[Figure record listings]
:::

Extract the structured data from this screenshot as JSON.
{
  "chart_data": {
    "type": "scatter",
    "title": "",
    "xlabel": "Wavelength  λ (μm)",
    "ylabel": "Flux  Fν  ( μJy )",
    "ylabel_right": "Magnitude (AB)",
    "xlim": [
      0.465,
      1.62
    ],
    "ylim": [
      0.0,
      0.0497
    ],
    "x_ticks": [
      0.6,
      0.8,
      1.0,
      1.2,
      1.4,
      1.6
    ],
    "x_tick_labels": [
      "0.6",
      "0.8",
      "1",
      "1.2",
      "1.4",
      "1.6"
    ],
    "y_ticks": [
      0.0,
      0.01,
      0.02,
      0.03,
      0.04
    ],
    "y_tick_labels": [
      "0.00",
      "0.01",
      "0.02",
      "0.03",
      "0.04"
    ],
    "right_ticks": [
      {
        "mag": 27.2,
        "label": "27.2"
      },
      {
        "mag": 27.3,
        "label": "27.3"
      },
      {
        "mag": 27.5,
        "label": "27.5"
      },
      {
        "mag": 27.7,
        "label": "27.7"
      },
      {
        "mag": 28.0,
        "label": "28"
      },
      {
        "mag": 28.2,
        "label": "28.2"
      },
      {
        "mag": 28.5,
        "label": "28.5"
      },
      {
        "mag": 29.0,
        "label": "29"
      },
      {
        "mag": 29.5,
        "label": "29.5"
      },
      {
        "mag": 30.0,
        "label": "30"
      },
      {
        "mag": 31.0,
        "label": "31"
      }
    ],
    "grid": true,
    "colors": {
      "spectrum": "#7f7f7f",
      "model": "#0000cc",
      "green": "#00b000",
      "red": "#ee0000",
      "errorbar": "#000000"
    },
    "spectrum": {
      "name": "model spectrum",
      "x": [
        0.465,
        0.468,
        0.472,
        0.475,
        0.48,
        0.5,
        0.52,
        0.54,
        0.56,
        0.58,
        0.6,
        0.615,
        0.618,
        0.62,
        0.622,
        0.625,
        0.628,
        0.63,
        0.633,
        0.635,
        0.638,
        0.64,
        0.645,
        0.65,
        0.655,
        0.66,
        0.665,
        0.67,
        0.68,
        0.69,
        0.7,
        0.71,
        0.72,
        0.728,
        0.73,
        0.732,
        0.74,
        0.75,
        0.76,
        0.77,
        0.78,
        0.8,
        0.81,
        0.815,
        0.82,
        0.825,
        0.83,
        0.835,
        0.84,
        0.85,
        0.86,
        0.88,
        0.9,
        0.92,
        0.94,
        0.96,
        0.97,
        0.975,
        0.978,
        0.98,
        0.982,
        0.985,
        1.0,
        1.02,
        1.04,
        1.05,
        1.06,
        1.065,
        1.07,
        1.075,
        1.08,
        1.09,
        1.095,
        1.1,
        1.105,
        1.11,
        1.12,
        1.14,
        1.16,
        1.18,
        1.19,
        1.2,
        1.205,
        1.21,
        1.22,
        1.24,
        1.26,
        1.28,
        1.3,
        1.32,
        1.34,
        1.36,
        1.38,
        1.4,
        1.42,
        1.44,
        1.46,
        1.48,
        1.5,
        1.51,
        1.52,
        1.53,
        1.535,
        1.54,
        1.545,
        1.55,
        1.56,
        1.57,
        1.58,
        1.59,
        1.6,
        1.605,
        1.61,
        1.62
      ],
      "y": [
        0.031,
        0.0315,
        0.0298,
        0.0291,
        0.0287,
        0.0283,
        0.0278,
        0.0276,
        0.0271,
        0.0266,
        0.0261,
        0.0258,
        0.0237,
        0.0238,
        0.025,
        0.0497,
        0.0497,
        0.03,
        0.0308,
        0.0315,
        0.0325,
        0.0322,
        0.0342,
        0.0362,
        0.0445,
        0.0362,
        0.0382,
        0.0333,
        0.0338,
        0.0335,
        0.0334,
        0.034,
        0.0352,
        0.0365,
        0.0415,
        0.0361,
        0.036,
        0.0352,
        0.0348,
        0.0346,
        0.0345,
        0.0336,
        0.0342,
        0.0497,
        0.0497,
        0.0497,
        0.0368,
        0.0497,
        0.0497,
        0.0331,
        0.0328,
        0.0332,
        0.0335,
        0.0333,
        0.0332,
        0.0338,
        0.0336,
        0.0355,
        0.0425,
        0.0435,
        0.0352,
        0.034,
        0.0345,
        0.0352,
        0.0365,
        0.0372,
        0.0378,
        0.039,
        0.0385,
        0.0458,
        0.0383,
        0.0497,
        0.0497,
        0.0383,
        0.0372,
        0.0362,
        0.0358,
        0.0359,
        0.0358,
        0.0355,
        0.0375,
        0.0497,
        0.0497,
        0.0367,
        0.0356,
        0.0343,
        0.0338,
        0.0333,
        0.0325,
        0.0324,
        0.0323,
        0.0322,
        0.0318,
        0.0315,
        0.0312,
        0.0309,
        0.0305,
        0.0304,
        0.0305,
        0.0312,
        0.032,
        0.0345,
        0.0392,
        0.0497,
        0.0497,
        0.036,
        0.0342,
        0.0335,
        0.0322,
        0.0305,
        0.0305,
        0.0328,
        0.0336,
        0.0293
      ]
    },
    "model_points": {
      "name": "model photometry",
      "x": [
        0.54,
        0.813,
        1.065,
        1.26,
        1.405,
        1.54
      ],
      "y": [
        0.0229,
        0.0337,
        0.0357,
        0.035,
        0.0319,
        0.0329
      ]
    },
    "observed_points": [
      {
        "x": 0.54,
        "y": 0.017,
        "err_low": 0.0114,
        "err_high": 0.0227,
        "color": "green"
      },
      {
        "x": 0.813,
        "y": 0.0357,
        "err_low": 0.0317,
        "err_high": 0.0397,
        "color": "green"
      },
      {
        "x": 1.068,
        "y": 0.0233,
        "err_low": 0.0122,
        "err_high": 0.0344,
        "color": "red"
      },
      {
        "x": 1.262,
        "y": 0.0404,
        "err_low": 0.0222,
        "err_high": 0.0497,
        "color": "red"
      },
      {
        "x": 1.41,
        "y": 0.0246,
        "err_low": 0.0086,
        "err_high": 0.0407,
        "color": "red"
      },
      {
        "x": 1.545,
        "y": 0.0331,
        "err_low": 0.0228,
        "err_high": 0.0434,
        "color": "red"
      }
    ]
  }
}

:::

Aim: Repeat all entries. Match them exactly.

Response to this task:
Extract the structured data from this screenshot as JSON.
{
  "chart_data": {
    "type": "scatter",
    "title": "",
    "xlabel": "Wavelength  λ (μm)",
    "ylabel": "Flux  Fν  ( μJy )",
    "ylabel_right": "Magnitude (AB)",
    "xlim": [
      0.465,
      1.62
    ],
    "ylim": [
      0.0,
      0.0497
    ],
    "x_ticks": [
      0.6,
      0.8,
      1.0,
      1.2,
      1.4,
      1.6
    ],
    "x_tick_labels": [
      "0.6",
      "0.8",
      "1",
      "1.2",
      "1.4",
      "1.6"
    ],
    "y_ticks": [
      0.0,
      0.01,
      0.02,
      0.03,
      0.04
    ],
    "y_tick_labels": [
      "0.00",
      "0.01",
      "0.02",
      "0.03",
      "0.04"
    ],
    "right_ticks": [
      {
        "mag": 27.2,
        "label": "27.2"
      },
      {
        "mag": 27.3,
        "label": "27.3"
      },
      {
        "mag": 27.5,
        "label": "27.5"
      },
      {
        "mag": 27.7,
        "label": "27.7"
      },
      {
        "mag": 28.0,
        "label": "28"
      },
      {
        "mag": 28.2,
        "label": "28.2"
      },
      {
        "mag": 28.5,
        "label": "28.5"
      },
      {
        "mag": 29.0,
        "label": "29"
      },
      {
        "mag": 29.5,
        "label": "29.5"
      },
      {
        "mag": 30.0,
        "label": "30"
      },
      {
        "mag": 31.0,
        "label": "31"
      }
    ],
    "grid": true,
    "colors": {
      "spectrum": "#7f7f7f",
      "model": "#0000cc",
      "green": "#00b000",
      "red": "#ee0000",
      "errorbar": "#000000"
    },
    "spectrum": {
      "name": "model spectrum",
      "x": [
        0.465,
        0.468,
        0.472,
        0.475,
        0.48,
        0.5,
        0.52,
        0.54,
        0.56,
        0.58,
        0.6,
        0.615,
        0.618,
        0.62,
        0.622,
        0.625,
        0.628,
        0.63,
        0.633,
        0.635,
        0.638,
        0.64,
        0.645,
        0.65,
        0.655,
        0.66,
        0.665,
        0.67,
        0.68,
        0.69,
        0.7,
        0.71,
        0.72,
        0.728,
        0.73,
        0.732,
        0.74,
        0.75,
        0.76,
        0.77,
        0.78,
        0.8,
        0.81,
        0.815,
        0.82,
        0.825,
        0.83,
        0.835,
        0.84,
        0.85,
        0.86,
        0.88,
        0.9,
        0.92,
        0.94,
        0.96,
        0.97,
        0.975,
        0.978,
        0.98,
        0.982,
        0.985,
        1.0,
        1.02,
        1.04,
        1.05,
        1.06,
        1.065,
        1.07,
        1.075,
        1.08,
        1.09,
        1.095,
        1.1,
        1.105,
        1.11,
        1.12,
        1.14,
        1.16,
        1.18,
        1.19,
        1.2,
        1.205,
        1.21,
        1.22,
        1.24,
        1.26,
        1.28,
        1.3,
        1.32,
        1.34,
        1.36,
        1.38,
        1.4,
        1.42,
        1.44,
        1.46,
        1.48,
        1.5,
        1.51,
        1.52,
        1.53,
        1.535,
        1.54,
        1.545,
        1.55,
        1.56,
        1.57,
        1.58,
        1.59,
        1.6,
        1.605,
        1.61,
        1.62
      ],
      "y": [
        0.031,
        0.0315,
        0.0298,
        0.0291,
        0.0287,
        0.0283,
        0.0278,
        0.0276,
        0.0271,
        0.0266,
        0.0261,
        0.0258,
        0.0237,
        0.0238,
        0.025,
        0.0497,
        0.0497,
        0.03,
        0.0308,
        0.0315,
        0.0325,
        0.0322,
        0.0342,
        0.0362,
        0.0445,
        0.0362,
        0.0382,
        0.0333,
        0.0338,
        0.0335,
        0.0334,
        0.034,
        0.0352,
        0.0365,
        0.0415,
        0.0361,
        0.036,
        0.0352,
        0.0348,
        0.0346,
        0.0345,
        0.0336,
        0.0342,
        0.0497,
        0.0497,
        0.0497,
        0.0368,
        0.0497,
        0.0497,
        0.0331,
        0.0328,
        0.0332,
        0.0335,
        0.0333,
        0.0332,
        0.0338,
        0.0336,
        0.0355,
        0.0425,
        0.0435,
        0.0352,
        0.034,
        0.0345,
        0.0352,
        0.0365,
        0.0372,
        0.0378,
        0.039,
        0.0385,
        0.0458,
        0.0383,
        0.0497,
        0.0497,
        0.0383,
        0.0372,
        0.0362,
        0.0358,
        0.0359,
        0.0358,
        0.0355,
        0.0375,
        0.0497,
        0.0497,
        0.0367,
        0.0356,
        0.0343,
        0.0338,
        0.0333,
        0.0325,
        0.0324,
        0.0323,
        0.0322,
        0.0318,
        0.0315,
        0.0312,
        0.0309,
        0.0305,
        0.0304,
        0.0305,
        0.0312,
        0.032,
        0.0345,
        0.0392,
        0.0497,
        0.0497,
        0.036,
        0.0342,
        0.0335,
        0.0322,
        0.0305,
        0.0305,
        0.0328,
        0.0336,
        0.0293
      ]
    },
    "model_points": {
      "name": "model photometry",
      "x": [
        0.54,
        0.813,
        1.065,
        1.26,
        1.405,
        1.54
      ],
      "y": [
        0.0229,
        0.0337,
        0.0357,
        0.035,
        0.0319,
        0.0329
      ]
    },
    "observed_points": [
      {
        "x": 0.54,
        "y": 0.017,
        "err_low": 0.0114,
        "err_high": 0.0227,
        "color": "green"
      },
      {
        "x": 0.813,
        "y": 0.0357,
        "err_low": 0.0317,
        "err_high": 0.0397,
        "color": "green"
      },
      {
        "x": 1.068,
        "y": 0.0233,
        "err_low": 0.0122,
        "err_high": 0.0344,
        "color": "red"
      },
      {
        "x": 1.262,
        "y": 0.0404,
        "err_low": 0.0222,
        "err_high": 0.0497,
        "color": "red"
      },
      {
        "x": 1.41,
        "y": 0.0246,
        "err_low": 0.0086,
        "err_high": 0.0407,
        "color": "red"
      },
      {
        "x": 1.545,
        "y": 0.0331,
        "err_low": 0.0228,
        "err_high": 0.0434,
        "color": "red"
      }
    ]
  }
}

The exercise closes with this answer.